» Aim
Make an exact copy of all the entries below, with the pictures left out.

» Information supplied
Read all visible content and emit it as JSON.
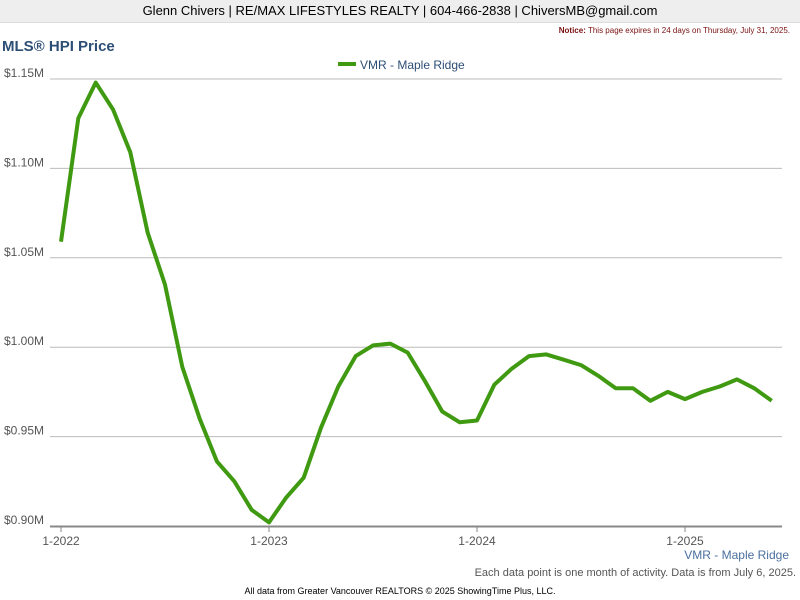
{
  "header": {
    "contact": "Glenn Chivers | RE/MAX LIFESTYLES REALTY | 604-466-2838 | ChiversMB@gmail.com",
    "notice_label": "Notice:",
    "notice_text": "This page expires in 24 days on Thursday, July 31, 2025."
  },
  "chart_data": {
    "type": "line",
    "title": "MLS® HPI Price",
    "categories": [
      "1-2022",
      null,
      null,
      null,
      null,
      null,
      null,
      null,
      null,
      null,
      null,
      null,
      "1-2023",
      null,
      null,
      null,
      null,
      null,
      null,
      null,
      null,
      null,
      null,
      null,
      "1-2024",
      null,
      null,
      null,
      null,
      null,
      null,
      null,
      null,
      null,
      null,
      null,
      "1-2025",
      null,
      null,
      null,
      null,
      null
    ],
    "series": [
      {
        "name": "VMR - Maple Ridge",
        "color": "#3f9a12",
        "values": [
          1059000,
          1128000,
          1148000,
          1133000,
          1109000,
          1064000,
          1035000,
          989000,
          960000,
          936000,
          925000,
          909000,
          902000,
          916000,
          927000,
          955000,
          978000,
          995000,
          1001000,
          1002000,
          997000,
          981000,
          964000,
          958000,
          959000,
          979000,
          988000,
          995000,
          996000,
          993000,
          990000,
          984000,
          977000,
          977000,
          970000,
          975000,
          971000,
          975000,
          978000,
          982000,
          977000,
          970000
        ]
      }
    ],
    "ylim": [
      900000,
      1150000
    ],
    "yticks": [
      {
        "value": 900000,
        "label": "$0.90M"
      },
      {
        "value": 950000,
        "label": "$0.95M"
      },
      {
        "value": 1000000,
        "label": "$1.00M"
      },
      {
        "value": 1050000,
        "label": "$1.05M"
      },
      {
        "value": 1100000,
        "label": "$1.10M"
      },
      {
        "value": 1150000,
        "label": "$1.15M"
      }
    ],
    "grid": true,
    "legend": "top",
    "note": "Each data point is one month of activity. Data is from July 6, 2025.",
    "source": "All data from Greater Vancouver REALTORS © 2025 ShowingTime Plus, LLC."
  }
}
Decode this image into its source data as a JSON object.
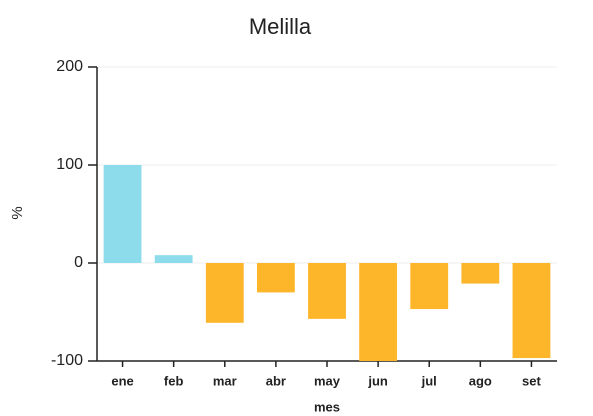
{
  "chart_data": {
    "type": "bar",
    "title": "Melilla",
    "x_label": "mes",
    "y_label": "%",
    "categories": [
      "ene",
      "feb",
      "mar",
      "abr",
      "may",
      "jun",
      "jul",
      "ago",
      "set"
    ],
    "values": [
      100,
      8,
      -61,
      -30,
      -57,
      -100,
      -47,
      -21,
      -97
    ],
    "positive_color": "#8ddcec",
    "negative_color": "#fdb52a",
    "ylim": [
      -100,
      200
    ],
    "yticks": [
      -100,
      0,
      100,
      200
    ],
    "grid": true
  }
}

» Solution to this task
Read all visible content and emit it as JSON.
{
  "header": {
    "contact": "Glenn Chivers | RE/MAX LIFESTYLES REALTY | 604-466-2838 | ChiversMB@gmail.com",
    "notice_label": "Notice:",
    "notice_text": "This page expires in 24 days on Thursday, July 31, 2025."
  },
  "chart_data": {
    "type": "line",
    "title": "MLS® HPI Price",
    "categories": [
      "1-2022",
      null,
      null,
      null,
      null,
      null,
      null,
      null,
      null,
      null,
      null,
      null,
      "1-2023",
      null,
      null,
      null,
      null,
      null,
      null,
      null,
      null,
      null,
      null,
      null,
      "1-2024",
      null,
      null,
      null,
      null,
      null,
      null,
      null,
      null,
      null,
      null,
      null,
      "1-2025",
      null,
      null,
      null,
      null,
      null
    ],
    "series": [
      {
        "name": "VMR - Maple Ridge",
        "color": "#3f9a12",
        "values": [
          1059000,
          1128000,
          1148000,
          1133000,
          1109000,
          1064000,
          1035000,
          989000,
          960000,
          936000,
          925000,
          909000,
          902000,
          916000,
          927000,
          955000,
          978000,
          995000,
          1001000,
          1002000,
          997000,
          981000,
          964000,
          958000,
          959000,
          979000,
          988000,
          995000,
          996000,
          993000,
          990000,
          984000,
          977000,
          977000,
          970000,
          975000,
          971000,
          975000,
          978000,
          982000,
          977000,
          970000
        ]
      }
    ],
    "ylim": [
      900000,
      1150000
    ],
    "yticks": [
      {
        "value": 900000,
        "label": "$0.90M"
      },
      {
        "value": 950000,
        "label": "$0.95M"
      },
      {
        "value": 1000000,
        "label": "$1.00M"
      },
      {
        "value": 1050000,
        "label": "$1.05M"
      },
      {
        "value": 1100000,
        "label": "$1.10M"
      },
      {
        "value": 1150000,
        "label": "$1.15M"
      }
    ],
    "grid": true,
    "legend": "top",
    "note": "Each data point is one month of activity. Data is from July 6, 2025.",
    "source": "All data from Greater Vancouver REALTORS © 2025 ShowingTime Plus, LLC."
  }
}
Decode this image into its source data as a JSON object.
{
  "chart_data": {
    "type": "bar",
    "title": "Melilla",
    "x_label": "mes",
    "y_label": "%",
    "categories": [
      "ene",
      "feb",
      "mar",
      "abr",
      "may",
      "jun",
      "jul",
      "ago",
      "set"
    ],
    "values": [
      100,
      8,
      -61,
      -30,
      -57,
      -100,
      -47,
      -21,
      -97
    ],
    "positive_color": "#8ddcec",
    "negative_color": "#fdb52a",
    "ylim": [
      -100,
      200
    ],
    "yticks": [
      -100,
      0,
      100,
      200
    ],
    "grid": true
  }
}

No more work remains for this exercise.